Comb the records below for the string "Daily" and copy each line where it turns up.

━━ Dataset excerpts ━━

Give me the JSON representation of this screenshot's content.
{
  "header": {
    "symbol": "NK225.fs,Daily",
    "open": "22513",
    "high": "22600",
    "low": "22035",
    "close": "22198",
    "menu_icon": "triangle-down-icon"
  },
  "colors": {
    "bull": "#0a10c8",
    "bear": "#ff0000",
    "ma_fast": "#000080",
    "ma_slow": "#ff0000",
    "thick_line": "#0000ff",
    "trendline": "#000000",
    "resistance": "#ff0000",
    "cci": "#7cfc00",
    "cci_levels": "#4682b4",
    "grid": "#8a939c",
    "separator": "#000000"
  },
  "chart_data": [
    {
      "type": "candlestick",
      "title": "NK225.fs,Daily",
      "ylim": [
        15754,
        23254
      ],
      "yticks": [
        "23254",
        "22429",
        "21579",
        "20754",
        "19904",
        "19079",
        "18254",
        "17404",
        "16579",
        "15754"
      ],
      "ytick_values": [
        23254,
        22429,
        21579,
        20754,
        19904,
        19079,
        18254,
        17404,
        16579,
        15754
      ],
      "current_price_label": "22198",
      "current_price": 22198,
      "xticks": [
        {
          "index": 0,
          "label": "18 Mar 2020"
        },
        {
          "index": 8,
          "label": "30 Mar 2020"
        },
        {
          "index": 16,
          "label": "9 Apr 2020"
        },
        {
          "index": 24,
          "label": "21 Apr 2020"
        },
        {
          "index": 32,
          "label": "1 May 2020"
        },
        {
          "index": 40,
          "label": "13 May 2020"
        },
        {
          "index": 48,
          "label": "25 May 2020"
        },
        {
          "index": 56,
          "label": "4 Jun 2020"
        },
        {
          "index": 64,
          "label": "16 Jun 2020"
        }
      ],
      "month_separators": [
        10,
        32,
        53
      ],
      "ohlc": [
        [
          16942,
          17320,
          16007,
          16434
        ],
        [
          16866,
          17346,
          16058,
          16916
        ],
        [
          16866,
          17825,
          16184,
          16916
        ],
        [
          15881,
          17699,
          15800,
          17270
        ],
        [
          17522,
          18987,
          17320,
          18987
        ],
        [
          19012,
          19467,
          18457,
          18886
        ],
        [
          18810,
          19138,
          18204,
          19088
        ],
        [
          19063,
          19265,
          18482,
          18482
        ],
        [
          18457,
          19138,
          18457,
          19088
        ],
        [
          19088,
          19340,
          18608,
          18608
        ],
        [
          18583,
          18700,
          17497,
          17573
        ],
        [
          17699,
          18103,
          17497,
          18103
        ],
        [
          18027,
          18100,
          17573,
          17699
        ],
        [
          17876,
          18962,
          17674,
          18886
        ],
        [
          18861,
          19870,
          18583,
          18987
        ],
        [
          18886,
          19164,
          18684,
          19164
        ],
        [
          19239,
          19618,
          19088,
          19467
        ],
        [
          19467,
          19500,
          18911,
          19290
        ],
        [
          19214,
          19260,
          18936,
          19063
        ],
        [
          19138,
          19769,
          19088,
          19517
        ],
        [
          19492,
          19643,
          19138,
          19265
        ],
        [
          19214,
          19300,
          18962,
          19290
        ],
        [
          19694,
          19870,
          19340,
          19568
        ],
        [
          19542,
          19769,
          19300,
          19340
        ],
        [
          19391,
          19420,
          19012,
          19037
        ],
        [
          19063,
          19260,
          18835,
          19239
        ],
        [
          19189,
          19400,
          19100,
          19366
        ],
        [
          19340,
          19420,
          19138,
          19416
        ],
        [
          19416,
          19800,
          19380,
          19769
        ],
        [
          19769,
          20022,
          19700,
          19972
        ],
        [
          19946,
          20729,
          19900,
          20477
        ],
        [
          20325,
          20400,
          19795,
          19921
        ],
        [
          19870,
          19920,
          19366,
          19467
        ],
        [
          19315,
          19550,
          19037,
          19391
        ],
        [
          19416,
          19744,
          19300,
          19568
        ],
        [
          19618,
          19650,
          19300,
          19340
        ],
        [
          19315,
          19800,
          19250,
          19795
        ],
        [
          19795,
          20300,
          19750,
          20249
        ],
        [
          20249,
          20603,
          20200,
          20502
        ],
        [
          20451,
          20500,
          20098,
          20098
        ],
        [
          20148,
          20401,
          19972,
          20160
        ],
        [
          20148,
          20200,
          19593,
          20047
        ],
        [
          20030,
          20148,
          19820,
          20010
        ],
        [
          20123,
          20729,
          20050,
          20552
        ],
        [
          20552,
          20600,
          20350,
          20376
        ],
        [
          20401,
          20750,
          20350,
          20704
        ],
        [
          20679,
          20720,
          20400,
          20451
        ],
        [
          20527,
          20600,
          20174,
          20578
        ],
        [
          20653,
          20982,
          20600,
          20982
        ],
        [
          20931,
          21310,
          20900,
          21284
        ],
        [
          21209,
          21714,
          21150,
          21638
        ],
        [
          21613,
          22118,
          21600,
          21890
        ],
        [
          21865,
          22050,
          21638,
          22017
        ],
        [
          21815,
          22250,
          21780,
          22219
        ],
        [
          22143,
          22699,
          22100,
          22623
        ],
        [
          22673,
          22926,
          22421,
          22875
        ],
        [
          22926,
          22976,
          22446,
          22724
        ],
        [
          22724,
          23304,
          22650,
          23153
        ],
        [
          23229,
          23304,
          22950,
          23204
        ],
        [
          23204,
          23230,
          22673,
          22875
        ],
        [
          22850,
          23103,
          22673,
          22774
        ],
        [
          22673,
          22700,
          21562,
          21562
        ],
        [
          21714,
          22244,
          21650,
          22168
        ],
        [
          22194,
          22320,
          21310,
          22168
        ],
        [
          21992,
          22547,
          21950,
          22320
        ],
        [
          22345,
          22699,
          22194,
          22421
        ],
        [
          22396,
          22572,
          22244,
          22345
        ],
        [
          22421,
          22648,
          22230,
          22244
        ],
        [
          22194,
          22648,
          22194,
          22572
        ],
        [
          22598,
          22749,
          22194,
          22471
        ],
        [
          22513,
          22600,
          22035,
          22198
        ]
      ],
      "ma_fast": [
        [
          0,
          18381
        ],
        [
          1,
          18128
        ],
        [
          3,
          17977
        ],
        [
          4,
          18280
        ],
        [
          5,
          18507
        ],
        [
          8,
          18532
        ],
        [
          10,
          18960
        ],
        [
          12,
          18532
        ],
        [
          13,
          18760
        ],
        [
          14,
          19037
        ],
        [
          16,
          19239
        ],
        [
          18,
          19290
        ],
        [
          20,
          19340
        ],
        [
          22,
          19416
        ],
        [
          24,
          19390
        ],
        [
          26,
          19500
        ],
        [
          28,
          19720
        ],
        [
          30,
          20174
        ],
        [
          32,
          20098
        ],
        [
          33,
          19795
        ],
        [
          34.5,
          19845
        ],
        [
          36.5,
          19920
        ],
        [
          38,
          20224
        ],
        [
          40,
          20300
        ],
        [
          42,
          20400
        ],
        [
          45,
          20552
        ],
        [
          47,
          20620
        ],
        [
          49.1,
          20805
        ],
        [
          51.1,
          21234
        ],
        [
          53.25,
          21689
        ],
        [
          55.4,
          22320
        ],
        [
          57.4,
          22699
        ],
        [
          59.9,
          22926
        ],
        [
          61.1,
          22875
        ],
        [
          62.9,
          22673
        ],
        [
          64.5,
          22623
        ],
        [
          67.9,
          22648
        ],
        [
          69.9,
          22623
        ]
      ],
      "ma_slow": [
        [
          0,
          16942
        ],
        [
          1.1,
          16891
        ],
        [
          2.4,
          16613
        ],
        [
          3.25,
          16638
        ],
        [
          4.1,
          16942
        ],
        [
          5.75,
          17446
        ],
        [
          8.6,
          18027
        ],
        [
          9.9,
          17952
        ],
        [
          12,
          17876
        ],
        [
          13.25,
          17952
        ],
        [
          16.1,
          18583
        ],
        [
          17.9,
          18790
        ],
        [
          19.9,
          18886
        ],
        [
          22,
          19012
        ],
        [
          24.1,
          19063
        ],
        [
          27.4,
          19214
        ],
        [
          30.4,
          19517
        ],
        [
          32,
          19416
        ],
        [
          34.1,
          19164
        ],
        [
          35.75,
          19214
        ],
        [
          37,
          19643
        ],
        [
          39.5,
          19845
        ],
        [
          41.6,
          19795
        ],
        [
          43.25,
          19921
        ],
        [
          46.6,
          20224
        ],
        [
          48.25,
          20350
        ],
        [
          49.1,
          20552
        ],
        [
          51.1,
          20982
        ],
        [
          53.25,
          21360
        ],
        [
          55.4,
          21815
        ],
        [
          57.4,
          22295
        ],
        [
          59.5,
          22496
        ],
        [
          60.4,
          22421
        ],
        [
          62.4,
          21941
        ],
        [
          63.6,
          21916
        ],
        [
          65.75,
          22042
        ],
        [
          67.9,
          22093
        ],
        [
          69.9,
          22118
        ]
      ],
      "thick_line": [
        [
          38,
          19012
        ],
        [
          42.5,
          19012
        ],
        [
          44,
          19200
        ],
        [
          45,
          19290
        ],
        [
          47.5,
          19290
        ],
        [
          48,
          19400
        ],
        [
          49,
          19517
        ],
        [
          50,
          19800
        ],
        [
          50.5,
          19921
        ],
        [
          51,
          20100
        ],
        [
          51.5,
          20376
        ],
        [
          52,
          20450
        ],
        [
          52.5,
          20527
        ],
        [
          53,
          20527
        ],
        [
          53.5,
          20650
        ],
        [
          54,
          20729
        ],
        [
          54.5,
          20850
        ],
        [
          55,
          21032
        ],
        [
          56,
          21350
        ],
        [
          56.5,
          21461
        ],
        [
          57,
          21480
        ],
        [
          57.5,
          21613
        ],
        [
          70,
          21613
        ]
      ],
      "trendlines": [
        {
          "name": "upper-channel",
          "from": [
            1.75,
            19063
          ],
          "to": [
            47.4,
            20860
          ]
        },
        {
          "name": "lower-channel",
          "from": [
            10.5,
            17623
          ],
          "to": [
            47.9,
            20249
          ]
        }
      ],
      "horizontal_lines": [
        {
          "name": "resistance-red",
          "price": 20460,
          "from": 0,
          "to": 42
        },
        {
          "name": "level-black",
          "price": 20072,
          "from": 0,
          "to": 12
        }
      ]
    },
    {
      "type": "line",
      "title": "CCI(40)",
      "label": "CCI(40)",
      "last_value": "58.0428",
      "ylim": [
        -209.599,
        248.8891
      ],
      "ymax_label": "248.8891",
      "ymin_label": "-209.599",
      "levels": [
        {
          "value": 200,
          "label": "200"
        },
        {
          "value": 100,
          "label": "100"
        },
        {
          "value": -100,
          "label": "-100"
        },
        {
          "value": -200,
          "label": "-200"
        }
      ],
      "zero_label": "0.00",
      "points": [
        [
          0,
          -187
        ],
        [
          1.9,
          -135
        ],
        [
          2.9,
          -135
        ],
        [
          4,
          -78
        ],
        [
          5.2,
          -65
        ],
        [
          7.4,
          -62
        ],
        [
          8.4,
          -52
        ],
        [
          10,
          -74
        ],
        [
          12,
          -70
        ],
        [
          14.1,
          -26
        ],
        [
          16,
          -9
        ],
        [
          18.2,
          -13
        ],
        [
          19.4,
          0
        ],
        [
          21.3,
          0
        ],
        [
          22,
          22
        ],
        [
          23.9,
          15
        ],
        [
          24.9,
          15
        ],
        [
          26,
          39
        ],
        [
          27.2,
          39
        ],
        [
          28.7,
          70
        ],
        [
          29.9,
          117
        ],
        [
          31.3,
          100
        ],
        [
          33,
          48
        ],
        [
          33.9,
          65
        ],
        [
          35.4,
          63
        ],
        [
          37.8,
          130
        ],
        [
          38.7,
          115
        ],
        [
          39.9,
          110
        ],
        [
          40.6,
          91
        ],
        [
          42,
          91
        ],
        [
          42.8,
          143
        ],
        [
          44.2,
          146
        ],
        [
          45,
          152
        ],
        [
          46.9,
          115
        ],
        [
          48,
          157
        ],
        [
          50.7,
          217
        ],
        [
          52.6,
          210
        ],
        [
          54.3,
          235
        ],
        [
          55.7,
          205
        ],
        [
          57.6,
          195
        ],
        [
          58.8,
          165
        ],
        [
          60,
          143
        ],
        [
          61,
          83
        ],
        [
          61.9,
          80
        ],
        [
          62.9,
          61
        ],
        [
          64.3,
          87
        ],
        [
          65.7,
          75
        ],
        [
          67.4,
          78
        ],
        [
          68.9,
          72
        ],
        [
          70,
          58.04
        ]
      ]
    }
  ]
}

━━━

__Output for this task__
    "symbol": "NK225.fs,Daily",
      "title": "NK225.fs,Daily",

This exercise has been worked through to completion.